> Aim
Go through the listing and return every line with "content" in it.

───── Record set ─────

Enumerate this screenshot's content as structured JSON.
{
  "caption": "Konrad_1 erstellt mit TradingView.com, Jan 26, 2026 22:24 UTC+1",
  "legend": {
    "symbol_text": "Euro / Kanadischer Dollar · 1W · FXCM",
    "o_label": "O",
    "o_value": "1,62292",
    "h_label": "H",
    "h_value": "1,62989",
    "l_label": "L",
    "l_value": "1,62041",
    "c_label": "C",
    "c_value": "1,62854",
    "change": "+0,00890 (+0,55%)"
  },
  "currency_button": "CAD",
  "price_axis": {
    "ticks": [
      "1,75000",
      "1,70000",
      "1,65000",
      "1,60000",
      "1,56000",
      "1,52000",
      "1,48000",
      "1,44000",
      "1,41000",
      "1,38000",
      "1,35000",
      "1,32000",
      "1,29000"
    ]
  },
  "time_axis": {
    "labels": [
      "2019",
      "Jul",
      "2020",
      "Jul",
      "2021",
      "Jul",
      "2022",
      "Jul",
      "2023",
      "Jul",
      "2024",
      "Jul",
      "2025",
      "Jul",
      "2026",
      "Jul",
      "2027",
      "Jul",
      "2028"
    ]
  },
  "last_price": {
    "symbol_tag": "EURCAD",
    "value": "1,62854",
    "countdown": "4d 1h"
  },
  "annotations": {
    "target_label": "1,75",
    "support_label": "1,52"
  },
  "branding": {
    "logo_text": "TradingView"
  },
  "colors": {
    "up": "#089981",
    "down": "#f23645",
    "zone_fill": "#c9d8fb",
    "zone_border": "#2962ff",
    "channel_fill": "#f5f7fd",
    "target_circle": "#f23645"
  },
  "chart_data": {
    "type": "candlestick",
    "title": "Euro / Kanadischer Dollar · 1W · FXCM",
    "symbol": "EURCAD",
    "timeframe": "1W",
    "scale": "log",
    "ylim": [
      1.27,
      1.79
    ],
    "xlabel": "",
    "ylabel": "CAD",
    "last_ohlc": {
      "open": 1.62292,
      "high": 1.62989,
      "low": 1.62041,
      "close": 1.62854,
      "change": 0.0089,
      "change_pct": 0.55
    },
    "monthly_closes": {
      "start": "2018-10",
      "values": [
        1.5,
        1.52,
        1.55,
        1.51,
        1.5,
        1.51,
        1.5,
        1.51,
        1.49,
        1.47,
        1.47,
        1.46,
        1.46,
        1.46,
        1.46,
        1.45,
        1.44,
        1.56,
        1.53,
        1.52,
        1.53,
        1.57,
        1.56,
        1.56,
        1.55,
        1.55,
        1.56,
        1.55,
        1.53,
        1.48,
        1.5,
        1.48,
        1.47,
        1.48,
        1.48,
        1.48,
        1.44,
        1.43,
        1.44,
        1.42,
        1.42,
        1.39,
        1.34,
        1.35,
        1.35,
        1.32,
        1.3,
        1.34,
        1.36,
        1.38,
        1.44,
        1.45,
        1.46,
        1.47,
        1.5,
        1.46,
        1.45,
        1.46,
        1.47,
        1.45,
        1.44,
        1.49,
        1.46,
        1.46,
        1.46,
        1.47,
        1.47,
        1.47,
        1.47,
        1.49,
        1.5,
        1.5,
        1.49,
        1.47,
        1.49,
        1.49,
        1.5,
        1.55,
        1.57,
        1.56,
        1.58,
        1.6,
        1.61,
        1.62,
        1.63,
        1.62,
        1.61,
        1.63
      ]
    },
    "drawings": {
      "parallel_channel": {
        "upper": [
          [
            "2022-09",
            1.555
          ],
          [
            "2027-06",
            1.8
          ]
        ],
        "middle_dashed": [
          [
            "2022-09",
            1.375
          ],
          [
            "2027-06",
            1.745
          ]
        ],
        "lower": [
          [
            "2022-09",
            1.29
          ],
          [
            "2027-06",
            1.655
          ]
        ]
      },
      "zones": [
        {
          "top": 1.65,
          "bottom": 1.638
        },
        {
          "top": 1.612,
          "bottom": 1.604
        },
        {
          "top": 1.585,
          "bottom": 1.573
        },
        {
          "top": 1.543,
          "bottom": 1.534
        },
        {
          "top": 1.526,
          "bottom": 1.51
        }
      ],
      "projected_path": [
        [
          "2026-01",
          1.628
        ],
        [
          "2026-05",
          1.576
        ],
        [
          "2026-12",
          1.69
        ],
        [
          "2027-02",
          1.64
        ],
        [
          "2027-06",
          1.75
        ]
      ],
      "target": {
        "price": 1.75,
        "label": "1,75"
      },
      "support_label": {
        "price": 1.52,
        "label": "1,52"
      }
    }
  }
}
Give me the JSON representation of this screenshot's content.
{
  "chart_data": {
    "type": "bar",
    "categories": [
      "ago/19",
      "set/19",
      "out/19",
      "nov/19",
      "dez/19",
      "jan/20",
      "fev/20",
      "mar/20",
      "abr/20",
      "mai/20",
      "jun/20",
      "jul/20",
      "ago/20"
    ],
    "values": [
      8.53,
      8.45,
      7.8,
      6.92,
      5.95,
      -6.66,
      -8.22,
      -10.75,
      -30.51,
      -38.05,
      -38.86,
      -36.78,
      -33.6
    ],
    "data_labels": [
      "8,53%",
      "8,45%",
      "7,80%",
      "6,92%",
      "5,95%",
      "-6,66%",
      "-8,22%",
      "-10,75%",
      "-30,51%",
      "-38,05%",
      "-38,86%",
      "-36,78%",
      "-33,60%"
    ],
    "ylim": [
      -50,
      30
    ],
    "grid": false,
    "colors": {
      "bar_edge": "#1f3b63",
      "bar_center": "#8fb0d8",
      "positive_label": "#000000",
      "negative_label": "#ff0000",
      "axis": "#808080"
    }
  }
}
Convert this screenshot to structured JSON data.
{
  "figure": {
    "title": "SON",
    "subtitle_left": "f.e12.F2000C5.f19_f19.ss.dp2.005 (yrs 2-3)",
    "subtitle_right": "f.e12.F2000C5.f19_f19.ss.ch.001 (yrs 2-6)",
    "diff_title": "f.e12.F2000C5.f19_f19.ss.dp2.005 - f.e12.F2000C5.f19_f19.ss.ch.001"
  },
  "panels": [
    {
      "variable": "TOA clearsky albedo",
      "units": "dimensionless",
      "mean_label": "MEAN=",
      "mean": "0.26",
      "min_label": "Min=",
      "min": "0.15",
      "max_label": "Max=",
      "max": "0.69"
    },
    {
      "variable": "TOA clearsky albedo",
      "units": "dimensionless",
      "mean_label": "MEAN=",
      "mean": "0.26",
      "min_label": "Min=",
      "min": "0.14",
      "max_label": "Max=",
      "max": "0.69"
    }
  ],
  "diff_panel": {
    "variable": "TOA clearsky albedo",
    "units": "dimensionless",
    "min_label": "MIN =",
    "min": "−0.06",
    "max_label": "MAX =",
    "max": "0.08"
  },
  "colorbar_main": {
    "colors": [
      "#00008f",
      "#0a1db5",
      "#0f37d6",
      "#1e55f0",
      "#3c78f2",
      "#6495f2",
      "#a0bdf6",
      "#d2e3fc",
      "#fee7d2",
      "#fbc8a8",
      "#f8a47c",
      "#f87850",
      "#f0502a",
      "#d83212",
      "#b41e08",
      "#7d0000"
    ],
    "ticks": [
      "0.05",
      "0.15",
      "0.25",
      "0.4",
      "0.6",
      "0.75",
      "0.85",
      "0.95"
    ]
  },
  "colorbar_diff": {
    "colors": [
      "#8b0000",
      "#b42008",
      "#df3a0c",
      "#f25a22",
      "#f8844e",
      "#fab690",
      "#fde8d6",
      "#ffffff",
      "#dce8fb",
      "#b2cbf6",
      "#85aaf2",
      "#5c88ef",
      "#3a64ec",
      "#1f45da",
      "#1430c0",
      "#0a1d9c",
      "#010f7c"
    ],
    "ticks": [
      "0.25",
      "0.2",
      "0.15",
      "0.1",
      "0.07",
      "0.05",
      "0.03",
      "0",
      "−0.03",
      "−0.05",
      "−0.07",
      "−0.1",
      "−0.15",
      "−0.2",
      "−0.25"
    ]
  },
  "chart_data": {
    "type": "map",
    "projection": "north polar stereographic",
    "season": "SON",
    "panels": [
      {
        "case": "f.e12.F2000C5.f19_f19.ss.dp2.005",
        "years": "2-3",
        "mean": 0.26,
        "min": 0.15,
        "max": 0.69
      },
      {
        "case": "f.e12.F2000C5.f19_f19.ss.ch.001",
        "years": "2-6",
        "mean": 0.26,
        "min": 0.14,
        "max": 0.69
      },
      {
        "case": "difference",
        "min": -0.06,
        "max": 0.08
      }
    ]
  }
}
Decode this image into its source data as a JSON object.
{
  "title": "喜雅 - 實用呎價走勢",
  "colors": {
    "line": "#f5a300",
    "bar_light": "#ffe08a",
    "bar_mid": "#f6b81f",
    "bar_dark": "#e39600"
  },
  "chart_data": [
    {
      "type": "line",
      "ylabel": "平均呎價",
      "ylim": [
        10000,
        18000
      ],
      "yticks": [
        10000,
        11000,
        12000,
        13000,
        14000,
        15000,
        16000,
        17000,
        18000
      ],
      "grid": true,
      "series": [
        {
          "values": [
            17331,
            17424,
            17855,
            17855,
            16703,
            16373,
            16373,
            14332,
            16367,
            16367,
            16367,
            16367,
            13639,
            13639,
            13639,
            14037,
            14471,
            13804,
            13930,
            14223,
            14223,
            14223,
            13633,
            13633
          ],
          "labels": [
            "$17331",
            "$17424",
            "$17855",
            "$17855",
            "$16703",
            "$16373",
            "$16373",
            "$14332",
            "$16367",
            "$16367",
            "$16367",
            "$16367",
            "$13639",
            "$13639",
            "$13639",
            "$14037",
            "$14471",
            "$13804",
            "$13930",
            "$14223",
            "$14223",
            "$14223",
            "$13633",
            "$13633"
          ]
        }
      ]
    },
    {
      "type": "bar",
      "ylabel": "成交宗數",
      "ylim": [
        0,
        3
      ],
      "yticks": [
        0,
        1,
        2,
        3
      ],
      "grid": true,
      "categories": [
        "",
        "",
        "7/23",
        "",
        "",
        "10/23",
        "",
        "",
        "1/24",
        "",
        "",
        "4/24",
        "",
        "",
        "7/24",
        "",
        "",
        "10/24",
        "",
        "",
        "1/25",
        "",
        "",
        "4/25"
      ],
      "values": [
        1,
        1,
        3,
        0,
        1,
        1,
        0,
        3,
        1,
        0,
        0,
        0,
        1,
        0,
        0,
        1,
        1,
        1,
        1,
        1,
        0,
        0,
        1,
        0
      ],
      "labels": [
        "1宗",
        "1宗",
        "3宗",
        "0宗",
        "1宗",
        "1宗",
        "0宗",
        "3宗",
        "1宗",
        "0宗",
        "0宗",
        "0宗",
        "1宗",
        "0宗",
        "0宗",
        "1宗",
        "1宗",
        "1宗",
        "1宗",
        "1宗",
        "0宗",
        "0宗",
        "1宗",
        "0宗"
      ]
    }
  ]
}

─────

> Written response
Enumerate this screenshot's content as structured JSON.
Give me the JSON representation of this screenshot's content.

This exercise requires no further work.